Extracted data:

++++

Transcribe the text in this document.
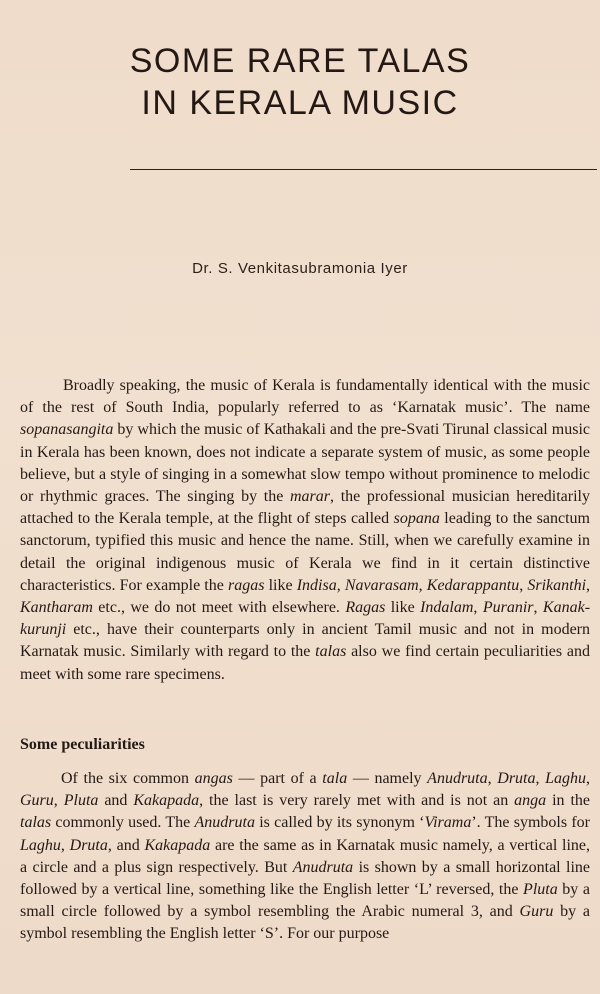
SOME RARE TALAS
IN KERALA MUSIC
Dr. S. Venkitasubramonia Iyer

Broadly speaking, the music of Kerala is fundamentally identical with the music of the rest of South India, popularly referred to as ‘Karnatak music’. The name sopanasangita by which the music of Kathakali and the pre-Svati Tirunal classical music in Kerala has been known, does not indicate a separate system of music, as some people believe, but a style of singing in a somewhat slow tempo without prominence to melodic or rhythmic graces. The singing by the marar, the professional musician hereditarily attached to the Kerala temple, at the flight of steps called sopana leading to the sanctum sanctorum, typified this music and hence the name. Still, when we carefully examine in detail the original indigenous music of Kerala we find in it certain distinctive characteristics. For example the ragas like Indisa, Navarasam, Kedarappantu, Srikanthi, Kantharam etc., we do not meet with elsewhere. Ragas like Indalam, Puranir, Kanakkurunji etc., have their counterparts only in ancient Tamil music and not in modern Karnatak music. Similarly with regard to the talas also we find certain peculiarities and meet with some rare specimens.

Some peculiarities

Of the six common angas — part of a tala — namely Anudruta, Druta, Laghu, Guru, Pluta and Kakapada, the last is very rarely met with and is not an anga in the talas commonly used. The Anudruta is called by its synonym ‘Virama’. The symbols for Laghu, Druta, and Kakapada are the same as in Karnatak music namely, a vertical line, a circle and a plus sign respectively. But Anudruta is shown by a small horizontal line followed by a vertical line, something like the English letter ‘L’ reversed, the Pluta by a small circle followed by a symbol resembling the Arabic numeral 3, and Guru by a symbol resembling the English letter ‘S’. For our purpose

++++

Work to do: Repeat the data exactly, excluding the pictures.

Correct response:
Transcribe the text in this document.
SOME RARE TALAS
IN KERALA MUSIC
Dr. S. Venkitasubramonia Iyer

Broadly speaking, the music of Kerala is fundamentally identical with the music of the rest of South India, popularly referred to as ‘Karnatak music’. The name sopanasangita by which the music of Kathakali and the pre-Svati Tirunal classical music in Kerala has been known, does not indicate a separate system of music, as some people believe, but a style of singing in a somewhat slow tempo without prominence to melodic or rhythmic graces. The singing by the marar, the professional musician hereditarily attached to the Kerala temple, at the flight of steps called sopana leading to the sanctum sanctorum, typified this music and hence the name. Still, when we carefully examine in detail the original indigenous music of Kerala we find in it certain distinctive characteristics. For example the ragas like Indisa, Navarasam, Kedarappantu, Srikanthi, Kantharam etc., we do not meet with elsewhere. Ragas like Indalam, Puranir, Kanakkurunji etc., have their counterparts only in ancient Tamil music and not in modern Karnatak music. Similarly with regard to the talas also we find certain peculiarities and meet with some rare specimens.

Some peculiarities

Of the six common angas — part of a tala — namely Anudruta, Druta, Laghu, Guru, Pluta and Kakapada, the last is very rarely met with and is not an anga in the talas commonly used. The Anudruta is called by its synonym ‘Virama’. The symbols for Laghu, Druta, and Kakapada are the same as in Karnatak music namely, a vertical line, a circle and a plus sign respectively. But Anudruta is shown by a small horizontal line followed by a vertical line, something like the English letter ‘L’ reversed, the Pluta by a small circle followed by a symbol resembling the Arabic numeral 3, and Guru by a symbol resembling the English letter ‘S’. For our purpose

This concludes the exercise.